> **CHALLENGE**:
Check each line of the entries below for the string "Capitalization"; copy every line where it appears.

> **EXCERPTED RECORDS**:

(begin)

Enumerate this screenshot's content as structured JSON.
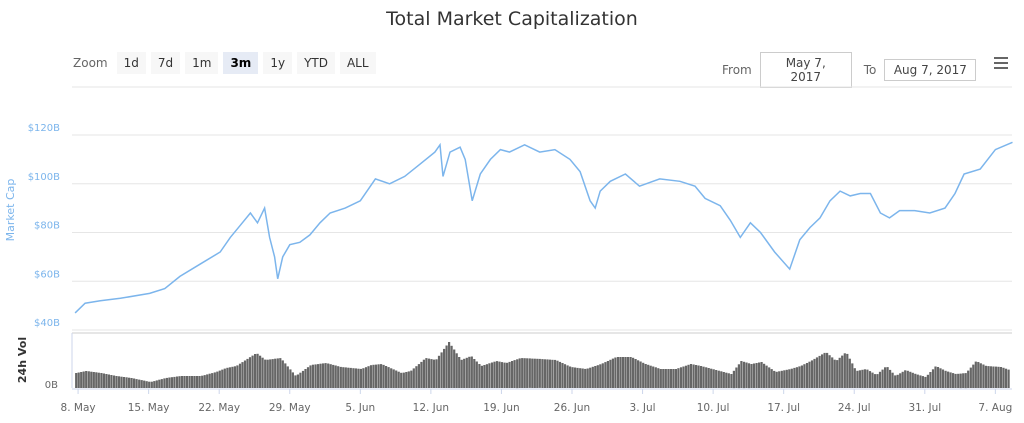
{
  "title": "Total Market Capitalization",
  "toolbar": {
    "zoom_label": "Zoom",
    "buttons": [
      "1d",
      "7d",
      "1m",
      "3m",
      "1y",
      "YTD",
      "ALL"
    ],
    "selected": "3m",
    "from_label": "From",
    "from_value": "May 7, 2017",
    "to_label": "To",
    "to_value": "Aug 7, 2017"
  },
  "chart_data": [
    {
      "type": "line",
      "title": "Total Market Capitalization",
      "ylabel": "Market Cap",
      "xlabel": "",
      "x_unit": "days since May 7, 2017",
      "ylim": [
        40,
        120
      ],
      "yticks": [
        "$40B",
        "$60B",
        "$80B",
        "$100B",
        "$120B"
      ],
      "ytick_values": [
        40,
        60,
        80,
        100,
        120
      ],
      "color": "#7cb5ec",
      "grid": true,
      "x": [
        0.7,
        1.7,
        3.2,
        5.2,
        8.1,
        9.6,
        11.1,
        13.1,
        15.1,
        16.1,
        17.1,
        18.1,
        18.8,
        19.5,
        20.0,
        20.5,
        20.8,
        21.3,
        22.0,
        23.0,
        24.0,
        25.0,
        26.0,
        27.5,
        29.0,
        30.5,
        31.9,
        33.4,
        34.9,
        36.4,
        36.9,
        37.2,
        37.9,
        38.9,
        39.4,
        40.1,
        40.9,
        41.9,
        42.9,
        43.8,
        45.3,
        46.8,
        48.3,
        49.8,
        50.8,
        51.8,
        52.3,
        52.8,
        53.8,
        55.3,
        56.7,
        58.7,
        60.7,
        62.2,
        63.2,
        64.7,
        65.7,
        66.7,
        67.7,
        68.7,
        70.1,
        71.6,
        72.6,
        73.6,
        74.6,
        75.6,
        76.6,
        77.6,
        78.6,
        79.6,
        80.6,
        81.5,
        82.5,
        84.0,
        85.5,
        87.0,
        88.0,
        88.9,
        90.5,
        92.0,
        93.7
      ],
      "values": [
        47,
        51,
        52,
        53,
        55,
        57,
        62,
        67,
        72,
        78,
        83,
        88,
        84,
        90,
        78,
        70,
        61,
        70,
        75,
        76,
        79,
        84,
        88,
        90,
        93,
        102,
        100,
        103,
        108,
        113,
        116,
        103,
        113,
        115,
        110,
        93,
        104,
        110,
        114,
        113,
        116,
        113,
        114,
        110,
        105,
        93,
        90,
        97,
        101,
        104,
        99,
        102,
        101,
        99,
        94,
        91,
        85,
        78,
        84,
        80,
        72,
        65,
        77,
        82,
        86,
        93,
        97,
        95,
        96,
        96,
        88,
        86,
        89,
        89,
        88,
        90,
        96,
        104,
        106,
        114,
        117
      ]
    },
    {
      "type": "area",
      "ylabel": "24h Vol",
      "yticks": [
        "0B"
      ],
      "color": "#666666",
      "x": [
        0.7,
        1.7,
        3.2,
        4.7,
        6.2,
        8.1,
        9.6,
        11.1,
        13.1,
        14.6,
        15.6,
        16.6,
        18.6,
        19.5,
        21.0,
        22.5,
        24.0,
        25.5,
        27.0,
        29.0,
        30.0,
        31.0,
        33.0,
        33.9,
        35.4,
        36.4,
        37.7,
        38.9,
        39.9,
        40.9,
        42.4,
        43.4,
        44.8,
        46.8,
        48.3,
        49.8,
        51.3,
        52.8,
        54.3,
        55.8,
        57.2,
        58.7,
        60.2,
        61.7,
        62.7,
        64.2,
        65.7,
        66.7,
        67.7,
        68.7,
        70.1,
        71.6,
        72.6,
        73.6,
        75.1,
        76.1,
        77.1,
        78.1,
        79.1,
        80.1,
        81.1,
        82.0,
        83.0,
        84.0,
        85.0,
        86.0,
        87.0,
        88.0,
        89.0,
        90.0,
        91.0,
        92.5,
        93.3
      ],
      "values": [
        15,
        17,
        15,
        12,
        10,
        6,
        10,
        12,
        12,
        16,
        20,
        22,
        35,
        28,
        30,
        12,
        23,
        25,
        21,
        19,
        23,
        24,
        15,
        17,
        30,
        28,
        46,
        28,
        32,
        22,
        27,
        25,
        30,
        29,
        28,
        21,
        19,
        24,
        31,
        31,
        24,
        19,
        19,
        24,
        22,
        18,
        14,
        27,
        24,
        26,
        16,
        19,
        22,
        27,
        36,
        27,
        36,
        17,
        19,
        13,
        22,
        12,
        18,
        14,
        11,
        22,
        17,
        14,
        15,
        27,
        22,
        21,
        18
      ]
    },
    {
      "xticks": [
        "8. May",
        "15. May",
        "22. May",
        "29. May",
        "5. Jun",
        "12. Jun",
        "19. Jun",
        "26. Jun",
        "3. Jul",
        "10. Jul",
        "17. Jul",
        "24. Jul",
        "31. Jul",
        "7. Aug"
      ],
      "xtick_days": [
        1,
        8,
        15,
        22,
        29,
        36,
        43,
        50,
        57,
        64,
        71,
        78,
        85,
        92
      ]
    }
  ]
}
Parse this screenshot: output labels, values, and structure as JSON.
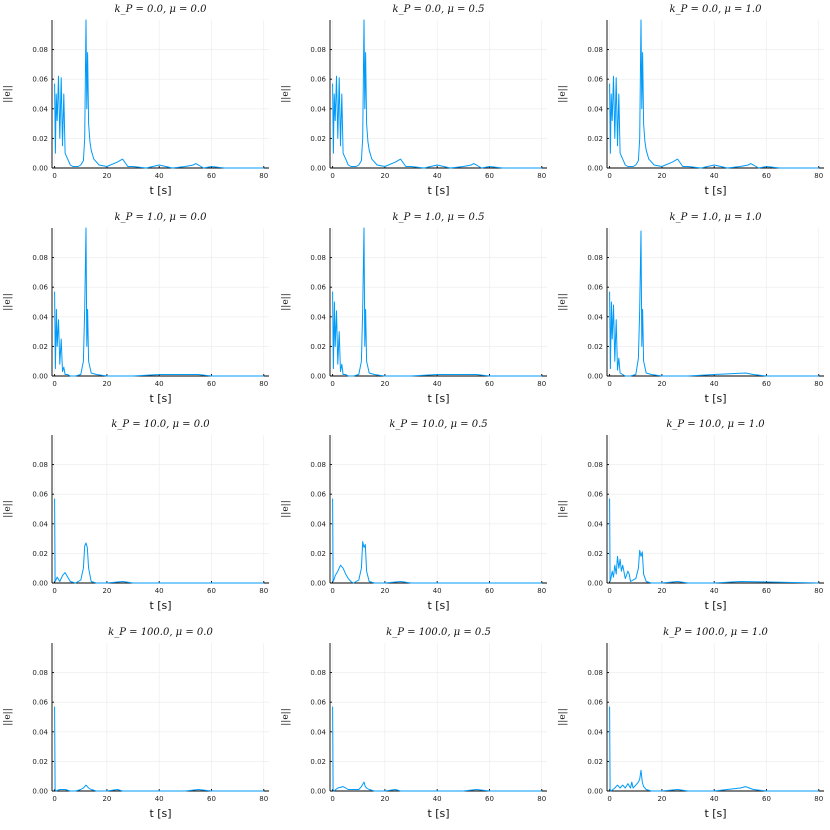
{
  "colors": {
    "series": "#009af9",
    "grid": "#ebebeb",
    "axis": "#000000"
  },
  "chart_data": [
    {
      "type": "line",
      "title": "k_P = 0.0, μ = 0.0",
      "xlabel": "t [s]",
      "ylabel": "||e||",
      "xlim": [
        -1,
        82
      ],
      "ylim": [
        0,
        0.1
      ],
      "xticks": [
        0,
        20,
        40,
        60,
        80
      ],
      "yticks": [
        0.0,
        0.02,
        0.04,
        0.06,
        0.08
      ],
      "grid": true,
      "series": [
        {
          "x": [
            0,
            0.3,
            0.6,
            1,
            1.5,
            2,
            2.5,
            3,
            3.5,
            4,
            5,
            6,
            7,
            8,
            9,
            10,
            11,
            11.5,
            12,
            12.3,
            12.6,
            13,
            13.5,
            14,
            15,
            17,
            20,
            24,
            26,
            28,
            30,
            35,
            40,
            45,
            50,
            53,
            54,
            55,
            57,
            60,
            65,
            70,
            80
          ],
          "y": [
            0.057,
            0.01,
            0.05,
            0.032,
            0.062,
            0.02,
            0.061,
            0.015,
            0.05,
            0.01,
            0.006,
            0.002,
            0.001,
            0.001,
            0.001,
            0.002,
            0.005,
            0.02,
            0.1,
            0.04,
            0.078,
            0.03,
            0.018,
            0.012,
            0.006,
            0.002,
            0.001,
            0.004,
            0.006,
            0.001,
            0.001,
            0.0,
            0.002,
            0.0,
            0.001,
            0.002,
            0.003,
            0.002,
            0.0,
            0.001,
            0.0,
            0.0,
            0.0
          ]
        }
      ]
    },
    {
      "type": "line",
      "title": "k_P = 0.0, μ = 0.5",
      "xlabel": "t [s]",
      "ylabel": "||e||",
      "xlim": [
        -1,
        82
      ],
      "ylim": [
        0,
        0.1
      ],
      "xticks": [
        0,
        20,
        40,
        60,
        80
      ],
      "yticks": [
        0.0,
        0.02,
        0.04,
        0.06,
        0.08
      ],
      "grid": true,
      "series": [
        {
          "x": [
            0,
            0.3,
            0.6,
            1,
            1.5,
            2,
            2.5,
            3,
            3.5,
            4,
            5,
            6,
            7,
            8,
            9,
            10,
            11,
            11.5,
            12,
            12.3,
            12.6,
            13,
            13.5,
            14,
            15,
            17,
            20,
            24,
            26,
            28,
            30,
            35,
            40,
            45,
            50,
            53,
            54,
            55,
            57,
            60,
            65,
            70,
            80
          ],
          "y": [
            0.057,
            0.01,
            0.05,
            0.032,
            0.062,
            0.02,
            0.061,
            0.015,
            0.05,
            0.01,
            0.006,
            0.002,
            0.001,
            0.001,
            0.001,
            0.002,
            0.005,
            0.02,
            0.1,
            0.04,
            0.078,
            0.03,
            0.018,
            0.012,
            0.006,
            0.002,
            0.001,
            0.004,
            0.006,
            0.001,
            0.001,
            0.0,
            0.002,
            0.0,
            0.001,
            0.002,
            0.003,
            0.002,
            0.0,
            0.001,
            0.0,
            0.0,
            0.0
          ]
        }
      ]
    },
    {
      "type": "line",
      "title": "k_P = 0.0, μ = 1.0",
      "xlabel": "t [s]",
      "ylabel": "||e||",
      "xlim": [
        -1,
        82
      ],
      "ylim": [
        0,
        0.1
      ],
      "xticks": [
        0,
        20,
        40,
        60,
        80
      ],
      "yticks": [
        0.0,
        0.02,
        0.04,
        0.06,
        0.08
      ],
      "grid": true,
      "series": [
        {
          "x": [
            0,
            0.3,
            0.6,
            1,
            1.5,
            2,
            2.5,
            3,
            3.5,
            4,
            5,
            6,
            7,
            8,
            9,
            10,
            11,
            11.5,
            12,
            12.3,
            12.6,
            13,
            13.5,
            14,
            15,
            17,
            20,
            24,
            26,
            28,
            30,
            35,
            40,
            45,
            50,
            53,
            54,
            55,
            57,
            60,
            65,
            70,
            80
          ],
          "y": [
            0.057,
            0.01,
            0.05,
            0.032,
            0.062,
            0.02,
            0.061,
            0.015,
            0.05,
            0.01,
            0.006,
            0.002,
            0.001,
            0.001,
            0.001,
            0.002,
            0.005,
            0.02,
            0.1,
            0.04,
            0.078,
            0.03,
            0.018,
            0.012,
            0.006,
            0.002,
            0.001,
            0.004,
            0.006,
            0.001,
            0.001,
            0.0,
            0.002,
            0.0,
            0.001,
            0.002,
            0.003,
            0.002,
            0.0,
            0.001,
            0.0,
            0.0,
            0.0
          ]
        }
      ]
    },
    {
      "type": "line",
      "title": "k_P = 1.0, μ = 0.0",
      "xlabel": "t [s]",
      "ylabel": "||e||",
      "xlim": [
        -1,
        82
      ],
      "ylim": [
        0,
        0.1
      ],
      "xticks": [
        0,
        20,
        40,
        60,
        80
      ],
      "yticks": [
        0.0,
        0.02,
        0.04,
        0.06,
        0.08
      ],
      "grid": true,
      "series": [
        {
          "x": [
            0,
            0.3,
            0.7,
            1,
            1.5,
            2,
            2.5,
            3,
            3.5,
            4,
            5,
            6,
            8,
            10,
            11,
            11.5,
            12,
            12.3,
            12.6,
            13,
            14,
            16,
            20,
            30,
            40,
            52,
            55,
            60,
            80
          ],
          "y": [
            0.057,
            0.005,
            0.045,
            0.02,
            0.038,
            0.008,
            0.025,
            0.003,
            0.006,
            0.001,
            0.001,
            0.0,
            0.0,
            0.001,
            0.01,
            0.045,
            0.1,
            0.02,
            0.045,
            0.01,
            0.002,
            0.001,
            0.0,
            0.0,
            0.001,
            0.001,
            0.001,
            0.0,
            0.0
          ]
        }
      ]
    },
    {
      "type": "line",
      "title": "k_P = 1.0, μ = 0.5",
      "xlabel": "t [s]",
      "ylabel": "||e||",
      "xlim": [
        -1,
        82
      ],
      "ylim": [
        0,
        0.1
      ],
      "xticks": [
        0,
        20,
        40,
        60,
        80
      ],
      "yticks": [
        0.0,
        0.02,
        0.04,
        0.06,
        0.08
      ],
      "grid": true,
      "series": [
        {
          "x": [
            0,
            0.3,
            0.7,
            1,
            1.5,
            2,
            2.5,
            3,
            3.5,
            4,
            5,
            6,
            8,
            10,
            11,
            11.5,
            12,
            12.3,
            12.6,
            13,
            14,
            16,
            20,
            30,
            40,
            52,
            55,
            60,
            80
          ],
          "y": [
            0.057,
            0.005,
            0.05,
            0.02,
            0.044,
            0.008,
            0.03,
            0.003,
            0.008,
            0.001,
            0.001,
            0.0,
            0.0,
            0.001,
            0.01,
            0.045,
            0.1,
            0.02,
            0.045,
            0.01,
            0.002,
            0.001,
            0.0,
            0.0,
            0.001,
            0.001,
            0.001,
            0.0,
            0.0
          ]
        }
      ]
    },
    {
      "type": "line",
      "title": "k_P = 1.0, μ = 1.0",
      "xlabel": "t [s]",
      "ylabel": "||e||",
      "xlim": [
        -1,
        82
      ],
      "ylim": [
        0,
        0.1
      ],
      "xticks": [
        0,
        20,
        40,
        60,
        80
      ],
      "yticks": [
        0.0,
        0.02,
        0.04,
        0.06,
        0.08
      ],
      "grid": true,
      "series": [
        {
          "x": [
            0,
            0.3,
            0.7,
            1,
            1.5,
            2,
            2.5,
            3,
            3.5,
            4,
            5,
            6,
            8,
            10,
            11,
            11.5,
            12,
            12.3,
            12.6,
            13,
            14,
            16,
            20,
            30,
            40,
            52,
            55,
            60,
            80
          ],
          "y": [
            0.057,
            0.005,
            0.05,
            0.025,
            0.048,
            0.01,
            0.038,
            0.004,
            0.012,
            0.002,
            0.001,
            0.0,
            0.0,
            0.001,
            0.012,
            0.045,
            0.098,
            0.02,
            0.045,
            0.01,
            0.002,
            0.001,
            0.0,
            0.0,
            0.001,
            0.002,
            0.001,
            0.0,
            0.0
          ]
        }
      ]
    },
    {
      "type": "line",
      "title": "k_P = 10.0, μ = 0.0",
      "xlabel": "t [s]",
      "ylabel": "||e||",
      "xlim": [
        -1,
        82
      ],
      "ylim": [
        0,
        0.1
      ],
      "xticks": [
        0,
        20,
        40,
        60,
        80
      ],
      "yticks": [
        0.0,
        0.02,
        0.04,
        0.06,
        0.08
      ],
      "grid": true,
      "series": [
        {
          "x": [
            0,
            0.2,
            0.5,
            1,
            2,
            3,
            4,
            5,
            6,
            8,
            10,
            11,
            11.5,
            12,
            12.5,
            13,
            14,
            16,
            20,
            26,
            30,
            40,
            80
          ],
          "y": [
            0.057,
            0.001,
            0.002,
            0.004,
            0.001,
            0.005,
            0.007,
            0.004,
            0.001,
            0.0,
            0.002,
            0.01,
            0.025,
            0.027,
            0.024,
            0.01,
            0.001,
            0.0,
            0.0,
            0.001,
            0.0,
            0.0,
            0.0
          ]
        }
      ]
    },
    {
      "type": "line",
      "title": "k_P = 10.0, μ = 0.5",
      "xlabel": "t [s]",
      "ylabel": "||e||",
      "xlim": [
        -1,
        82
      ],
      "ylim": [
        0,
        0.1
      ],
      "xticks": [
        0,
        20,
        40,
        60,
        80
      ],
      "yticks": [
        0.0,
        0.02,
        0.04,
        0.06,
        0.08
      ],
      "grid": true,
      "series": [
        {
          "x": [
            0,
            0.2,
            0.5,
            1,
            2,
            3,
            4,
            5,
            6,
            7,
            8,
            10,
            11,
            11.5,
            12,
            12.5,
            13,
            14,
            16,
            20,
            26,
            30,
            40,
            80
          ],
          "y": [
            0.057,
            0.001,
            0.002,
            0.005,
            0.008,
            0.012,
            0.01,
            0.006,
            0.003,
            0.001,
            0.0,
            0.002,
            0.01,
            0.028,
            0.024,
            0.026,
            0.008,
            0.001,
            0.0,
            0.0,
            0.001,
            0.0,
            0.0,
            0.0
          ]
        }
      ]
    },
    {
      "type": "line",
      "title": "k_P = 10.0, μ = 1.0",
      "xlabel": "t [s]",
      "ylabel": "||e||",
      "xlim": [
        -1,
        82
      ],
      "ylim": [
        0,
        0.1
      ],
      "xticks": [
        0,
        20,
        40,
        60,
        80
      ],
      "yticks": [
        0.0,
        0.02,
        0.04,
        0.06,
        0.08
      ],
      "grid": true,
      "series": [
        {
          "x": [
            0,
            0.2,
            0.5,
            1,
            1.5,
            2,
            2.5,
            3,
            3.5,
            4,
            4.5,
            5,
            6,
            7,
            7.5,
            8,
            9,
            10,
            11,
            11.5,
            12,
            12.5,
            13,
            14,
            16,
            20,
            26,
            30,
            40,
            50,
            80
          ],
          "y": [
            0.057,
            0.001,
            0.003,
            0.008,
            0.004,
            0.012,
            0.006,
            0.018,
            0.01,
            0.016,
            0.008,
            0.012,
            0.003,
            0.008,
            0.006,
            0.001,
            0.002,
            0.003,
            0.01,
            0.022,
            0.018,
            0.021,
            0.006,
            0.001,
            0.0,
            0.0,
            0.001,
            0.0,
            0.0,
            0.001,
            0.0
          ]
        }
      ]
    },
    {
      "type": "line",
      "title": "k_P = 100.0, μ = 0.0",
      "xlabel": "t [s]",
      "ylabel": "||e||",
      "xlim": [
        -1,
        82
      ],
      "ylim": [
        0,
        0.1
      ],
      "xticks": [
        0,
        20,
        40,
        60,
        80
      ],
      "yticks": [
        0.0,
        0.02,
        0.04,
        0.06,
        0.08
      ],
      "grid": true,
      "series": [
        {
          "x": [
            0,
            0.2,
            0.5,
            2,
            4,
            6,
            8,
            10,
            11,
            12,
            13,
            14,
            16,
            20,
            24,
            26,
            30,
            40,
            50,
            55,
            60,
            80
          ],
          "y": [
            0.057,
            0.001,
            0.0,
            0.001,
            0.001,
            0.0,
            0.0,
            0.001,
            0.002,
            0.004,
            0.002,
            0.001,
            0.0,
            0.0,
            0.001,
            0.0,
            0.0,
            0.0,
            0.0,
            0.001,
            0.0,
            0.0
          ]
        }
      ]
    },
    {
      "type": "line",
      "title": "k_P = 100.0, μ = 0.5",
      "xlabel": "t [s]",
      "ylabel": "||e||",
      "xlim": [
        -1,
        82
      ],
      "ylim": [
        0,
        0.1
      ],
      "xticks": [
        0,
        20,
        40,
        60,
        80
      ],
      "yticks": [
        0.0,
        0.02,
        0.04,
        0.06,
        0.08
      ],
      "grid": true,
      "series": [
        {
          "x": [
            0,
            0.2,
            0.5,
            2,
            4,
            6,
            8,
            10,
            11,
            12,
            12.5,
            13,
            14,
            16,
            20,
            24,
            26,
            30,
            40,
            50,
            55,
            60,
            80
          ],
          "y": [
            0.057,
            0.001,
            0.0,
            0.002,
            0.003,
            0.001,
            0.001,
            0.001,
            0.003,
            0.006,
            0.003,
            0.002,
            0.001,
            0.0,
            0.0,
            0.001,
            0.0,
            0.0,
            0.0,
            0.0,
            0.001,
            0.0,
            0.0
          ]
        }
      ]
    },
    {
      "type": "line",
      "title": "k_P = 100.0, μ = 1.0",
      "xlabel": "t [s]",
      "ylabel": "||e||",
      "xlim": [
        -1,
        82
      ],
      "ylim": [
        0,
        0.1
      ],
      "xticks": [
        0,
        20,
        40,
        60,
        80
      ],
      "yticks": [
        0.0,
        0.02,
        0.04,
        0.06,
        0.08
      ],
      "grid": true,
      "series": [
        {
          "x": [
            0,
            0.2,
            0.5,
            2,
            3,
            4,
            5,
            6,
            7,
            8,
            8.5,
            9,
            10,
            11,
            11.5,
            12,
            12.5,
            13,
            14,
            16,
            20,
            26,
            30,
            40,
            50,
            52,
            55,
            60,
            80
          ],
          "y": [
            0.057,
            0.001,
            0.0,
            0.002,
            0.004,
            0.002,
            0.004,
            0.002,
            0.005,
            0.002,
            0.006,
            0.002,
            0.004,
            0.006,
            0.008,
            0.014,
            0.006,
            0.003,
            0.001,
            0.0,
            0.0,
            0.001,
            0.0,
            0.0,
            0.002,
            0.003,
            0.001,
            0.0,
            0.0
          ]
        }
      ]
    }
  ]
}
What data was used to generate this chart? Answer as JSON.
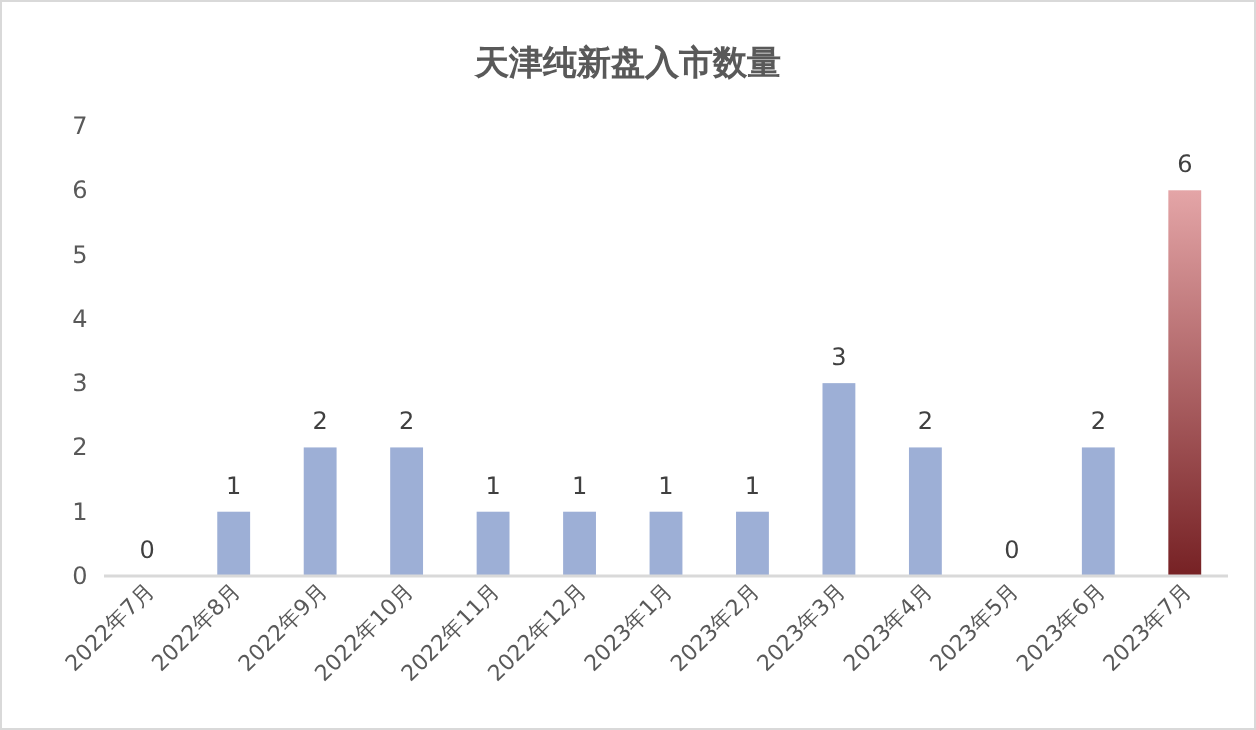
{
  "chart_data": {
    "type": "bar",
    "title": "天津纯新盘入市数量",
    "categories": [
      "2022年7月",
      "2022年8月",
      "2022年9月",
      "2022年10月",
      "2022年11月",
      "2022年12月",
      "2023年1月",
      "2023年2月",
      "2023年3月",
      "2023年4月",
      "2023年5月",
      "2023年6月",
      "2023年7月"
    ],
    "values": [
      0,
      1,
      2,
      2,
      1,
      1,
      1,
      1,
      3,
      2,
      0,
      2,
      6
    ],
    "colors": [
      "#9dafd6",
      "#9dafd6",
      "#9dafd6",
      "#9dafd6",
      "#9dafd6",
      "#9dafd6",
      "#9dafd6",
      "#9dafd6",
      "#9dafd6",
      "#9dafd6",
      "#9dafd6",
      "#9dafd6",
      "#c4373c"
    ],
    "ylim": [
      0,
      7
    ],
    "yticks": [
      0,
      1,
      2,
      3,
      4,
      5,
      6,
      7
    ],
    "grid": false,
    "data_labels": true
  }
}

(end)

> **EXERCISE SOLUTION**:
  "title": "Total Market Capitalization",
      "title": "Total Market Capitalization",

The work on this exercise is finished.